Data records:
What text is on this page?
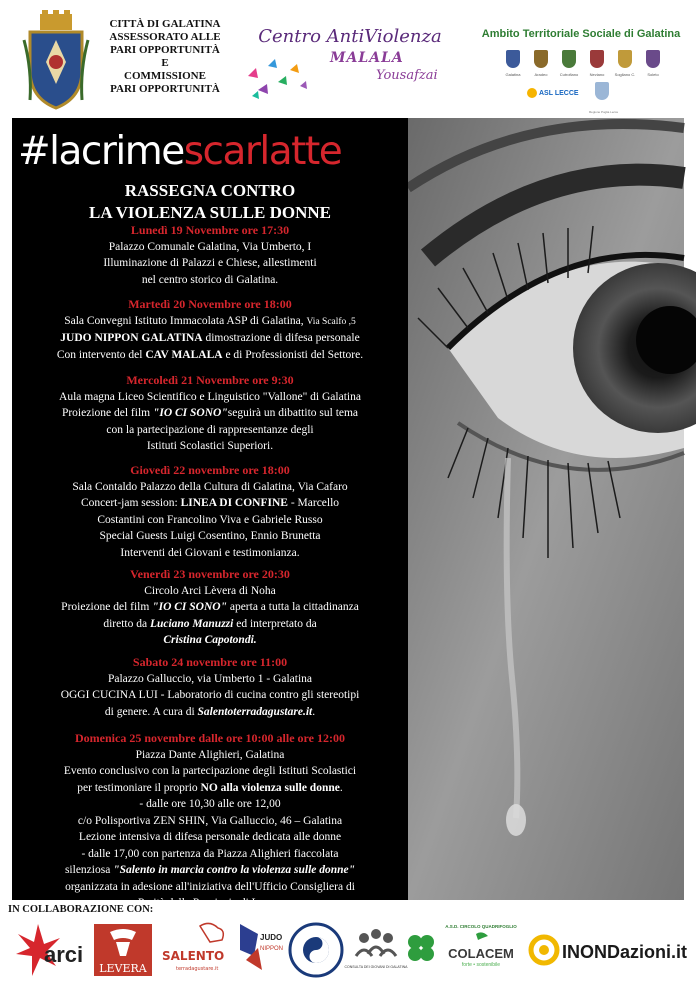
CITTÀ DI GALATINA
ASSESSORATO ALLE
PARI OPPORTUNITÀ
E
COMMISSIONE
PARI OPPORTUNITÀ
Centro AntiViolenza
MALALA
Yousafzai
Ambito Territoriale Sociale di Galatina
Galatina	Aradeo	Cutrofiano	Neviano	Sogliano C.	Soleto
ASL LECCE
Regione Puglia Lecce
#lacrimescarlatte
RASSEGNA CONTRO
LA VIOLENZA SULLE DONNE
Lunedì 19 Novembre ore 17:30
Palazzo Comunale Galatina, Via Umberto, I
Illuminazione di Palazzi e Chiese, allestimenti
nel centro storico di Galatina.
Martedì 20 Novembre ore 18:00
Sala Convegni Istituto Immacolata ASP di Galatina, Via Scalfo ,5
JUDO NIPPON GALATINA dimostrazione di difesa personale
Con intervento del CAV MALALA e di Professionisti del Settore.
Mercoledì 21 Novembre ore 9:30
Aula magna Liceo Scientifico e Linguistico "Vallone" di Galatina
Proiezione del film "IO CI SONO"seguirà un dibattito sul tema
con la partecipazione di rappresentanze degli
Istituti Scolastici Superiori.
Giovedì 22 novembre ore 18:00
Sala Contaldo Palazzo della Cultura di Galatina, Via Cafaro
Concert-jam session: LINEA DI CONFINE - Marcello
Costantini con Francolino Viva e Gabriele Russo
Special Guests Luigi Cosentino, Ennio Brunetta
Interventi dei Giovani e testimonianza.
Venerdì 23 novembre ore 20:30
Circolo Arci Lèvera di Noha
Proiezione del film "IO CI SONO" aperta a tutta la cittadinanza
diretto da Luciano Manuzzi ed interpretato da
Cristina Capotondi.
Sabato 24 novembre ore 11:00
Palazzo Galluccio, via Umberto 1 - Galatina
OGGI CUCINA LUI - Laboratorio di cucina contro gli stereotipi
di genere. A cura di Salentoterradagustare.it.
Domenica 25 novembre dalle ore 10:00 alle ore 12:00
Piazza Dante Alighieri, Galatina
Evento conclusivo con la partecipazione degli Istituti Scolastici
per testimoniare il proprio NO alla violenza sulle donne.
- dalle ore 10,30 alle ore 12,00
c/o Polisportiva ZEN SHIN, Via Galluccio, 46 – Galatina
Lezione intensiva di difesa personale dedicata alle donne
- dalle 17,00 con partenza da Piazza Alighieri fiaccolata
silenziosa "Salento in marcia contro la violenza sulle donne"
organizzata in adesione all'iniziativa dell'Ufficio Consigliera di
IN COLLABORAZIONE CON:
arci
LEVERA
SALENTO
terradagustare.it
JUDO
NIPPON
CONSULTA DEI GIOVANI DI GALATINA
A.S.D. CIRCOLO QUADRIFOGLIO
COLACEM
forte • sostenibile
INONDazioni.it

**EXERCISE TASK**. Lines containing the word "MALALA" are to be tallied; report only the total.

**RESULT FOR THIS EXERCISE**. 2